- [YOUR INSTRUCTIONS]: The records below are split into lines. How many of those lines contain the string "jazn"? Reply with the number only.

Dataset excerpt
<<<<
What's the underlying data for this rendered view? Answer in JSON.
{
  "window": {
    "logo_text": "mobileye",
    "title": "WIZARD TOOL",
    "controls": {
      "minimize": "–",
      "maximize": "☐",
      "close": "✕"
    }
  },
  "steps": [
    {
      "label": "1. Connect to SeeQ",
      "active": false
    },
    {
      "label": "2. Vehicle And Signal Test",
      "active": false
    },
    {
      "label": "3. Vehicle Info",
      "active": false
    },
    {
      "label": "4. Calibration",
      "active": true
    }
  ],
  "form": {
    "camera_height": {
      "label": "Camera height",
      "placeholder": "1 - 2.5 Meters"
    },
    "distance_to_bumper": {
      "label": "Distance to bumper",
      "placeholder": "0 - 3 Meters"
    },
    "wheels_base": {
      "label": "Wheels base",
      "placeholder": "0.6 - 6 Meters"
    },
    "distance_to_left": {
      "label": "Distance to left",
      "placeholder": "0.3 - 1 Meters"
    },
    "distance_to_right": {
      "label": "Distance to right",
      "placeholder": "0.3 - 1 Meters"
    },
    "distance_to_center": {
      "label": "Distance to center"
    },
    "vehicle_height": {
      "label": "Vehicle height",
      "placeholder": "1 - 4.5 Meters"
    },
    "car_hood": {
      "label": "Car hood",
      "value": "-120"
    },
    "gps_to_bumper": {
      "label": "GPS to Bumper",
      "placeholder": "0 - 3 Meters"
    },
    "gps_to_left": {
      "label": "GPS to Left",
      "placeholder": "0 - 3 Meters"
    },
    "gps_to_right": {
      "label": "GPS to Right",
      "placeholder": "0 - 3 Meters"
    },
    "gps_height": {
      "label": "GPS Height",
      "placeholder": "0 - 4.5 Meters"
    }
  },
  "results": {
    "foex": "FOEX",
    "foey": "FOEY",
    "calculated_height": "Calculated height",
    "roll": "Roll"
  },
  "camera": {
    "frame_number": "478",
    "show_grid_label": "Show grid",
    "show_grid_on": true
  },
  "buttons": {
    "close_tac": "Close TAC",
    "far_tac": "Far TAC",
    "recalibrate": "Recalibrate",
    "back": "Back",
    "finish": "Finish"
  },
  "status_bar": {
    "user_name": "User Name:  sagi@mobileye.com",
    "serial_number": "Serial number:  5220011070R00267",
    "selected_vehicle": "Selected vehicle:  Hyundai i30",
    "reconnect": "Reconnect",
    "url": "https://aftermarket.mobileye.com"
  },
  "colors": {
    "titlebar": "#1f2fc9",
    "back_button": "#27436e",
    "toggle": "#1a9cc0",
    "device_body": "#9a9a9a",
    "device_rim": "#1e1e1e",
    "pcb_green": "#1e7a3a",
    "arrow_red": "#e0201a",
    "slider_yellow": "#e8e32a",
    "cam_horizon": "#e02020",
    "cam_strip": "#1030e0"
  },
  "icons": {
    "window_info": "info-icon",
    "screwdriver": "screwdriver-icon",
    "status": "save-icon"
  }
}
>>>>
<<<<
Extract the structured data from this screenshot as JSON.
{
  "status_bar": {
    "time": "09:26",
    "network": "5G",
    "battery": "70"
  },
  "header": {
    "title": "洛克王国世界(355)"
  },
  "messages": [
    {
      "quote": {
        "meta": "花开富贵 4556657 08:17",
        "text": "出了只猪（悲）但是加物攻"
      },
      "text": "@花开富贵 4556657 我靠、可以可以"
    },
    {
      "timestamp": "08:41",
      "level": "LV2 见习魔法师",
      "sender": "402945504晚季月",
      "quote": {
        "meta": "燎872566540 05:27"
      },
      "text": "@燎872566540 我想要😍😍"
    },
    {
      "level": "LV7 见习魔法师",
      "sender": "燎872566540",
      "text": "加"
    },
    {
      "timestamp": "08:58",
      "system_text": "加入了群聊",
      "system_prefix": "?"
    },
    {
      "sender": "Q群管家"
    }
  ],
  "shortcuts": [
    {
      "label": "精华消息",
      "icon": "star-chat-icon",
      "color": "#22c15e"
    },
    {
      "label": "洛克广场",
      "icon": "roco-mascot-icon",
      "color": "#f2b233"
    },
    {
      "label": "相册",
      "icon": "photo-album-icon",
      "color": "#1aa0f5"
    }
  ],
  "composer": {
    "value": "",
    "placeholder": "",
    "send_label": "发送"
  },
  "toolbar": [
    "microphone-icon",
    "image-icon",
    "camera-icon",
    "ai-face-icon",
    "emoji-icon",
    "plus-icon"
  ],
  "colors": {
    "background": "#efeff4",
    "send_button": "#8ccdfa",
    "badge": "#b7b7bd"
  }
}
>>>>
<<<<
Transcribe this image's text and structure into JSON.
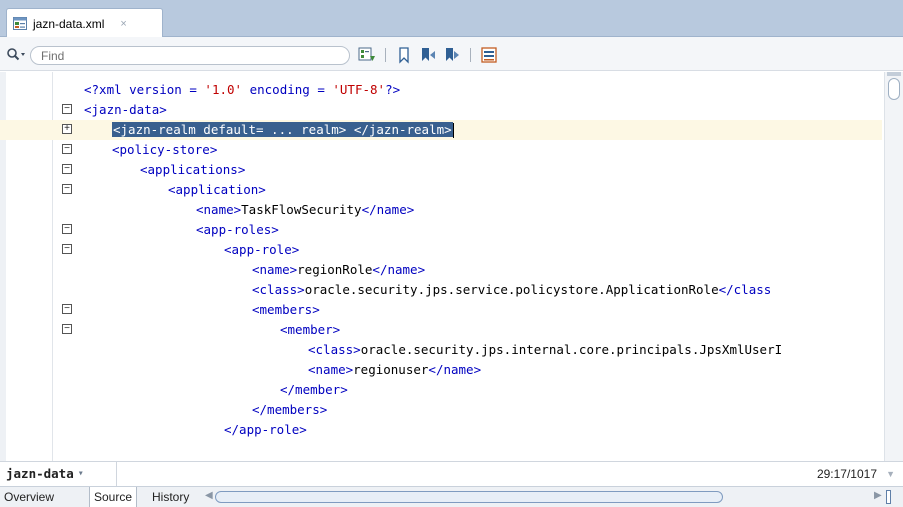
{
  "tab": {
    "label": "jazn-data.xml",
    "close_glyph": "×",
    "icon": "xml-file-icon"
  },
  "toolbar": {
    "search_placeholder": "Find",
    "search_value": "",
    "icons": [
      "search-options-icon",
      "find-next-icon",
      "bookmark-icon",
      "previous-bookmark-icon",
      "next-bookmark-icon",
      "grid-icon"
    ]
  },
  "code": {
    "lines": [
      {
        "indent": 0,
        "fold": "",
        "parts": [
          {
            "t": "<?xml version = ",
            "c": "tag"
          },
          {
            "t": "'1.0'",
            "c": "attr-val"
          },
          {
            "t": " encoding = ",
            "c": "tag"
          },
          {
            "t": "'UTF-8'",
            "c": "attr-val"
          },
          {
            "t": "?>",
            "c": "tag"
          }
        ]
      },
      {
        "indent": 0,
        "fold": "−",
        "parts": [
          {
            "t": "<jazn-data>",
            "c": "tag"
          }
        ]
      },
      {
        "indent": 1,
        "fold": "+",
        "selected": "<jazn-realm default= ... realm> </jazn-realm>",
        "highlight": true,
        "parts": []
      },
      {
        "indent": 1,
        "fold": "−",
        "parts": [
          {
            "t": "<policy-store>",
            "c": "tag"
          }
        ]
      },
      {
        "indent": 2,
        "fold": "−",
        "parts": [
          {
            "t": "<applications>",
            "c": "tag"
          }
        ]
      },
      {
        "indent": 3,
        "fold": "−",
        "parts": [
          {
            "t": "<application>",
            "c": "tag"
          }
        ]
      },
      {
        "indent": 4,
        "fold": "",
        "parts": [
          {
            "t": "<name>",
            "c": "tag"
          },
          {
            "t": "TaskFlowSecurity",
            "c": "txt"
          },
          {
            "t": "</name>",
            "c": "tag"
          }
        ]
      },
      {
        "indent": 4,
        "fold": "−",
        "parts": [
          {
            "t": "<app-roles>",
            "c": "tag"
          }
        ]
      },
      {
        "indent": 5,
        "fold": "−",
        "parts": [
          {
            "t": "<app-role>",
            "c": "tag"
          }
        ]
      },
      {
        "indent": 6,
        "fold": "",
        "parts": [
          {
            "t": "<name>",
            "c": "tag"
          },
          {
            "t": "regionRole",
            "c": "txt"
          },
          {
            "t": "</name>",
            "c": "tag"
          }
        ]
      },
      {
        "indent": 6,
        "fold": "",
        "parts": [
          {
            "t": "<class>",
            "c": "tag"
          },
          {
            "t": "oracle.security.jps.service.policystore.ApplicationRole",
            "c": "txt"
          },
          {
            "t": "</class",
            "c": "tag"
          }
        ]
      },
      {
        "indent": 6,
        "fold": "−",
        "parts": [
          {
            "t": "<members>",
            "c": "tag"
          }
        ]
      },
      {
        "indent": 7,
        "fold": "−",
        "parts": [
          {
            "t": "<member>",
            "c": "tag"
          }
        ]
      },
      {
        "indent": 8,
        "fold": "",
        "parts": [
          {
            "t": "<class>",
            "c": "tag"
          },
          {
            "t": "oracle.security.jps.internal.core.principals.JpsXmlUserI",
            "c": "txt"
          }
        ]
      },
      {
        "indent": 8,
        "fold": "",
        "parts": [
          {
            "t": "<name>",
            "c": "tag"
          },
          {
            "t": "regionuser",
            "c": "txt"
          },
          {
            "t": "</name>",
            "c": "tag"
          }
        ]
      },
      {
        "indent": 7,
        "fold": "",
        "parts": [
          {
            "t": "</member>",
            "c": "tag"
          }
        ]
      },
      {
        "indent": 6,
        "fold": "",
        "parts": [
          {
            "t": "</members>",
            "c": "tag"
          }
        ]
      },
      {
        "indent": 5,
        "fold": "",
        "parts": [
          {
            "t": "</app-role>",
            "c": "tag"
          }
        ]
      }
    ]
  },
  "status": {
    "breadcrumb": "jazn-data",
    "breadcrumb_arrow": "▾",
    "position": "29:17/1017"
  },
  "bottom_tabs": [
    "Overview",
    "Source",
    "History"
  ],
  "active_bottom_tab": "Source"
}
>>>>
- [TASK RESPONSE]: 4